**Data excerpts**
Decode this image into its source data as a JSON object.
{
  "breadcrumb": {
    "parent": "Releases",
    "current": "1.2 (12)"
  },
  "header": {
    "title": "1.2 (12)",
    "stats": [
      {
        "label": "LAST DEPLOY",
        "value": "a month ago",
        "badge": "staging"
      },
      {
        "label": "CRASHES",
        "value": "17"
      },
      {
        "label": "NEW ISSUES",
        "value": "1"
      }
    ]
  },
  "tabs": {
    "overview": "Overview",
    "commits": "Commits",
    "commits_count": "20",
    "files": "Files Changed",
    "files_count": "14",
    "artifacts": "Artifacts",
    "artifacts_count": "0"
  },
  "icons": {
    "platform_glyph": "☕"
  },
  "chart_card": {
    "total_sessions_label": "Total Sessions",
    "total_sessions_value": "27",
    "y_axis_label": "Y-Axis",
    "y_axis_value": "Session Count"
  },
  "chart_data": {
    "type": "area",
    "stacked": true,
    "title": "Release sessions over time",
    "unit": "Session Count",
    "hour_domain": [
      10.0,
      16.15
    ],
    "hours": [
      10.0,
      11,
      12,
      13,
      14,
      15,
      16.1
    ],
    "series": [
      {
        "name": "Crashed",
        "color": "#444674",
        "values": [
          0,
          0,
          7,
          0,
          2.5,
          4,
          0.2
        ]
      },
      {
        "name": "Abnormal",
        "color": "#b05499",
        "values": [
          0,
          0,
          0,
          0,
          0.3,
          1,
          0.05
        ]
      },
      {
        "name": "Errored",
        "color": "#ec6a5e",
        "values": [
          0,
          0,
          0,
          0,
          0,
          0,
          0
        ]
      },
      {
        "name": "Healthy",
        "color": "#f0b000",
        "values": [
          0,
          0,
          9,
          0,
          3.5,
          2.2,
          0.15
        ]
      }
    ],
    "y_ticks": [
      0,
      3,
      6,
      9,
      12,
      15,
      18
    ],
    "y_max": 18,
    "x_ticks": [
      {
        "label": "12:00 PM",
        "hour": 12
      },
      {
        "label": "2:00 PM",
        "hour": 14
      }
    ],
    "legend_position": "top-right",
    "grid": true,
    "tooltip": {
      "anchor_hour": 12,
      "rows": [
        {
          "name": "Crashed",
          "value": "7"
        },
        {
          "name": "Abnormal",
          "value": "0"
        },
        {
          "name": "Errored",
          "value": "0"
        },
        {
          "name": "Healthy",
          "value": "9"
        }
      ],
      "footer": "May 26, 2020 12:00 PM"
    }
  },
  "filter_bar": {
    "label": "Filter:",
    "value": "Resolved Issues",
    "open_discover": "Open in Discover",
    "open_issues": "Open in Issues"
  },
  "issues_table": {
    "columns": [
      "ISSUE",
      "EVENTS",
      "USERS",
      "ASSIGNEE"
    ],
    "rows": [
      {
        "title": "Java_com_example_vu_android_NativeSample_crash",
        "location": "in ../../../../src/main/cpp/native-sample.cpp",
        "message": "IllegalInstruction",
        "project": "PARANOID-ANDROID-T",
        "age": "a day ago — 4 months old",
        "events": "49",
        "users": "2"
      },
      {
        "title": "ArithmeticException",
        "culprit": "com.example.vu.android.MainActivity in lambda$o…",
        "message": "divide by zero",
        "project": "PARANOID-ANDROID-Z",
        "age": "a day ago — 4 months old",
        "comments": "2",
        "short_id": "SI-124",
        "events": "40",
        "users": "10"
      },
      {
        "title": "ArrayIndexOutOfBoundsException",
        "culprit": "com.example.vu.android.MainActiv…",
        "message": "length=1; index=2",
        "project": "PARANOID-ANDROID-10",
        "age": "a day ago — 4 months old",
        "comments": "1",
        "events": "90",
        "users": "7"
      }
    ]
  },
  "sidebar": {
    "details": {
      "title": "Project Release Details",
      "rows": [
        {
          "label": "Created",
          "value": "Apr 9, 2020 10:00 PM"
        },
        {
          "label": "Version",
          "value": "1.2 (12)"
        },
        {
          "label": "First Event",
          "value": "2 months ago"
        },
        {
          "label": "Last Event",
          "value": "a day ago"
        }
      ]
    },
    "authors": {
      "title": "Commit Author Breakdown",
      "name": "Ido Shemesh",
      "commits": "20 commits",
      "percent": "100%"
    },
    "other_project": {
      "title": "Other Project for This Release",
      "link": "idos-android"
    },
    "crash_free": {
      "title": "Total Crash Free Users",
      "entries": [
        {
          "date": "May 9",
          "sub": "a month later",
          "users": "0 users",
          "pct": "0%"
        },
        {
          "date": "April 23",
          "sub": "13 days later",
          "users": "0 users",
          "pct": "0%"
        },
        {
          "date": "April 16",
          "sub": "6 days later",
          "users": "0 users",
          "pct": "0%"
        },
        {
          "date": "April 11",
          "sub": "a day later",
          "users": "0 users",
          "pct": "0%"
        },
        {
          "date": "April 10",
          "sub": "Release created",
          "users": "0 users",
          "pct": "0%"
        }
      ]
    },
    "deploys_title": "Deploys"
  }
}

**Work instructions**
Each entry above is to be printed again exactly.

**Complete output**
Decode this image into its source data as a JSON object.
{
  "breadcrumb": {
    "parent": "Releases",
    "current": "1.2 (12)"
  },
  "header": {
    "title": "1.2 (12)",
    "stats": [
      {
        "label": "LAST DEPLOY",
        "value": "a month ago",
        "badge": "staging"
      },
      {
        "label": "CRASHES",
        "value": "17"
      },
      {
        "label": "NEW ISSUES",
        "value": "1"
      }
    ]
  },
  "tabs": {
    "overview": "Overview",
    "commits": "Commits",
    "commits_count": "20",
    "files": "Files Changed",
    "files_count": "14",
    "artifacts": "Artifacts",
    "artifacts_count": "0"
  },
  "icons": {
    "platform_glyph": "☕"
  },
  "chart_card": {
    "total_sessions_label": "Total Sessions",
    "total_sessions_value": "27",
    "y_axis_label": "Y-Axis",
    "y_axis_value": "Session Count"
  },
  "chart_data": {
    "type": "area",
    "stacked": true,
    "title": "Release sessions over time",
    "unit": "Session Count",
    "hour_domain": [
      10.0,
      16.15
    ],
    "hours": [
      10.0,
      11,
      12,
      13,
      14,
      15,
      16.1
    ],
    "series": [
      {
        "name": "Crashed",
        "color": "#444674",
        "values": [
          0,
          0,
          7,
          0,
          2.5,
          4,
          0.2
        ]
      },
      {
        "name": "Abnormal",
        "color": "#b05499",
        "values": [
          0,
          0,
          0,
          0,
          0.3,
          1,
          0.05
        ]
      },
      {
        "name": "Errored",
        "color": "#ec6a5e",
        "values": [
          0,
          0,
          0,
          0,
          0,
          0,
          0
        ]
      },
      {
        "name": "Healthy",
        "color": "#f0b000",
        "values": [
          0,
          0,
          9,
          0,
          3.5,
          2.2,
          0.15
        ]
      }
    ],
    "y_ticks": [
      0,
      3,
      6,
      9,
      12,
      15,
      18
    ],
    "y_max": 18,
    "x_ticks": [
      {
        "label": "12:00 PM",
        "hour": 12
      },
      {
        "label": "2:00 PM",
        "hour": 14
      }
    ],
    "legend_position": "top-right",
    "grid": true,
    "tooltip": {
      "anchor_hour": 12,
      "rows": [
        {
          "name": "Crashed",
          "value": "7"
        },
        {
          "name": "Abnormal",
          "value": "0"
        },
        {
          "name": "Errored",
          "value": "0"
        },
        {
          "name": "Healthy",
          "value": "9"
        }
      ],
      "footer": "May 26, 2020 12:00 PM"
    }
  },
  "filter_bar": {
    "label": "Filter:",
    "value": "Resolved Issues",
    "open_discover": "Open in Discover",
    "open_issues": "Open in Issues"
  },
  "issues_table": {
    "columns": [
      "ISSUE",
      "EVENTS",
      "USERS",
      "ASSIGNEE"
    ],
    "rows": [
      {
        "title": "Java_com_example_vu_android_NativeSample_crash",
        "location": "in ../../../../src/main/cpp/native-sample.cpp",
        "message": "IllegalInstruction",
        "project": "PARANOID-ANDROID-T",
        "age": "a day ago — 4 months old",
        "events": "49",
        "users": "2"
      },
      {
        "title": "ArithmeticException",
        "culprit": "com.example.vu.android.MainActivity in lambda$o…",
        "message": "divide by zero",
        "project": "PARANOID-ANDROID-Z",
        "age": "a day ago — 4 months old",
        "comments": "2",
        "short_id": "SI-124",
        "events": "40",
        "users": "10"
      },
      {
        "title": "ArrayIndexOutOfBoundsException",
        "culprit": "com.example.vu.android.MainActiv…",
        "message": "length=1; index=2",
        "project": "PARANOID-ANDROID-10",
        "age": "a day ago — 4 months old",
        "comments": "1",
        "events": "90",
        "users": "7"
      }
    ]
  },
  "sidebar": {
    "details": {
      "title": "Project Release Details",
      "rows": [
        {
          "label": "Created",
          "value": "Apr 9, 2020 10:00 PM"
        },
        {
          "label": "Version",
          "value": "1.2 (12)"
        },
        {
          "label": "First Event",
          "value": "2 months ago"
        },
        {
          "label": "Last Event",
          "value": "a day ago"
        }
      ]
    },
    "authors": {
      "title": "Commit Author Breakdown",
      "name": "Ido Shemesh",
      "commits": "20 commits",
      "percent": "100%"
    },
    "other_project": {
      "title": "Other Project for This Release",
      "link": "idos-android"
    },
    "crash_free": {
      "title": "Total Crash Free Users",
      "entries": [
        {
          "date": "May 9",
          "sub": "a month later",
          "users": "0 users",
          "pct": "0%"
        },
        {
          "date": "April 23",
          "sub": "13 days later",
          "users": "0 users",
          "pct": "0%"
        },
        {
          "date": "April 16",
          "sub": "6 days later",
          "users": "0 users",
          "pct": "0%"
        },
        {
          "date": "April 11",
          "sub": "a day later",
          "users": "0 users",
          "pct": "0%"
        },
        {
          "date": "April 10",
          "sub": "Release created",
          "users": "0 users",
          "pct": "0%"
        }
      ]
    },
    "deploys_title": "Deploys"
  }
}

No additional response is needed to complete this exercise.